> _Problem to work on_
Retype every entry exactly, character for character.

========

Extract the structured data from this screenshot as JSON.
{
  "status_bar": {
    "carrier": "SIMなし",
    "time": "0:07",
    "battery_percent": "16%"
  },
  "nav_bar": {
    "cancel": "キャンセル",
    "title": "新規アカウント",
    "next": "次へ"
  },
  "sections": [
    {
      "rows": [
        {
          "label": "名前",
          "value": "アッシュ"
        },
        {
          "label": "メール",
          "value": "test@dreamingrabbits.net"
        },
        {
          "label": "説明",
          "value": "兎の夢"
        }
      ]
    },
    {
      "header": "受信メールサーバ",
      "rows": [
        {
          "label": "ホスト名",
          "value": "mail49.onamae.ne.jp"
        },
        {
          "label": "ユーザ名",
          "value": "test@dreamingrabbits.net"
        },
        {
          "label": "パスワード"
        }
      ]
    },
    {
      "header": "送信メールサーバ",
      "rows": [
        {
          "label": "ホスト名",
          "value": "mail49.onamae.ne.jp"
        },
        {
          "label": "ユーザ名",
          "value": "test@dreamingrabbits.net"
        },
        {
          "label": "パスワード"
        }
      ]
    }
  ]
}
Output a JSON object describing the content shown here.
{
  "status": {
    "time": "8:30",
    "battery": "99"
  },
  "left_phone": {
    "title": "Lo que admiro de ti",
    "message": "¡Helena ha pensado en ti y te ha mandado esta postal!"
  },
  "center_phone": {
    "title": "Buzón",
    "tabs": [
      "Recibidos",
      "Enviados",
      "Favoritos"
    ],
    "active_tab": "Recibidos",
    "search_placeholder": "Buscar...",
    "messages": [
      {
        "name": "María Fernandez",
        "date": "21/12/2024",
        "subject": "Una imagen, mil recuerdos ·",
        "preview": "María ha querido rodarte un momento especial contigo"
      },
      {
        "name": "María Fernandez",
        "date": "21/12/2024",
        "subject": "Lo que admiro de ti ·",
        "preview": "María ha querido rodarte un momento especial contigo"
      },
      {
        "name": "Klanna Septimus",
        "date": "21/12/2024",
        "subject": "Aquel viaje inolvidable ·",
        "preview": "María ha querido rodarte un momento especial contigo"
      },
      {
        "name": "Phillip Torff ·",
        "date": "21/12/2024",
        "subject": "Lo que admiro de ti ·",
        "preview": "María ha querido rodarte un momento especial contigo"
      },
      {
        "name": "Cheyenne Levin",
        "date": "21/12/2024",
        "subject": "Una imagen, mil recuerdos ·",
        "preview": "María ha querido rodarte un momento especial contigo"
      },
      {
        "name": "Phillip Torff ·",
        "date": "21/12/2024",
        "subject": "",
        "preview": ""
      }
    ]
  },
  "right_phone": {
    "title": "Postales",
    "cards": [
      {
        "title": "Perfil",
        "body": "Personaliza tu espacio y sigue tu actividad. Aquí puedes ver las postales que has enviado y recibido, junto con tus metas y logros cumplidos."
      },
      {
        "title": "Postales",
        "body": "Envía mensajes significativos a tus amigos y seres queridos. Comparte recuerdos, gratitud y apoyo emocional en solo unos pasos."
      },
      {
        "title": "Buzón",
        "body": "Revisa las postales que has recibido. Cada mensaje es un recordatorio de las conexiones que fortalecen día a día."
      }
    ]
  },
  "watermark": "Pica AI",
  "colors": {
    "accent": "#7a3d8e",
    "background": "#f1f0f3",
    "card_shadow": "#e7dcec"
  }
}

========

> _Exercise solution_
Extract the structured data from this screenshot as JSON.
{
  "status_bar": {
    "carrier": "SIMなし",
    "time": "0:07",
    "battery_percent": "16%"
  },
  "nav_bar": {
    "cancel": "キャンセル",
    "title": "新規アカウント",
    "next": "次へ"
  },
  "sections": [
    {
      "rows": [
        {
          "label": "名前",
          "value": "アッシュ"
        },
        {
          "label": "メール",
          "value": "test@dreamingrabbits.net"
        },
        {
          "label": "説明",
          "value": "兎の夢"
        }
      ]
    },
    {
      "header": "受信メールサーバ",
      "rows": [
        {
          "label": "ホスト名",
          "value": "mail49.onamae.ne.jp"
        },
        {
          "label": "ユーザ名",
          "value": "test@dreamingrabbits.net"
        },
        {
          "label": "パスワード"
        }
      ]
    },
    {
      "header": "送信メールサーバ",
      "rows": [
        {
          "label": "ホスト名",
          "value": "mail49.onamae.ne.jp"
        },
        {
          "label": "ユーザ名",
          "value": "test@dreamingrabbits.net"
        },
        {
          "label": "パスワード"
        }
      ]
    }
  ]
}
Output a JSON object describing the content shown here.
{
  "status": {
    "time": "8:30",
    "battery": "99"
  },
  "left_phone": {
    "title": "Lo que admiro de ti",
    "message": "¡Helena ha pensado en ti y te ha mandado esta postal!"
  },
  "center_phone": {
    "title": "Buzón",
    "tabs": [
      "Recibidos",
      "Enviados",
      "Favoritos"
    ],
    "active_tab": "Recibidos",
    "search_placeholder": "Buscar...",
    "messages": [
      {
        "name": "María Fernandez",
        "date": "21/12/2024",
        "subject": "Una imagen, mil recuerdos ·",
        "preview": "María ha querido rodarte un momento especial contigo"
      },
      {
        "name": "María Fernandez",
        "date": "21/12/2024",
        "subject": "Lo que admiro de ti ·",
        "preview": "María ha querido rodarte un momento especial contigo"
      },
      {
        "name": "Klanna Septimus",
        "date": "21/12/2024",
        "subject": "Aquel viaje inolvidable ·",
        "preview": "María ha querido rodarte un momento especial contigo"
      },
      {
        "name": "Phillip Torff ·",
        "date": "21/12/2024",
        "subject": "Lo que admiro de ti ·",
        "preview": "María ha querido rodarte un momento especial contigo"
      },
      {
        "name": "Cheyenne Levin",
        "date": "21/12/2024",
        "subject": "Una imagen, mil recuerdos ·",
        "preview": "María ha querido rodarte un momento especial contigo"
      },
      {
        "name": "Phillip Torff ·",
        "date": "21/12/2024",
        "subject": "",
        "preview": ""
      }
    ]
  },
  "right_phone": {
    "title": "Postales",
    "cards": [
      {
        "title": "Perfil",
        "body": "Personaliza tu espacio y sigue tu actividad. Aquí puedes ver las postales que has enviado y recibido, junto con tus metas y logros cumplidos."
      },
      {
        "title": "Postales",
        "body": "Envía mensajes significativos a tus amigos y seres queridos. Comparte recuerdos, gratitud y apoyo emocional en solo unos pasos."
      },
      {
        "title": "Buzón",
        "body": "Revisa las postales que has recibido. Cada mensaje es un recordatorio de las conexiones que fortalecen día a día."
      }
    ]
  },
  "watermark": "Pica AI",
  "colors": {
    "accent": "#7a3d8e",
    "background": "#f1f0f3",
    "card_shadow": "#e7dcec"
  }
}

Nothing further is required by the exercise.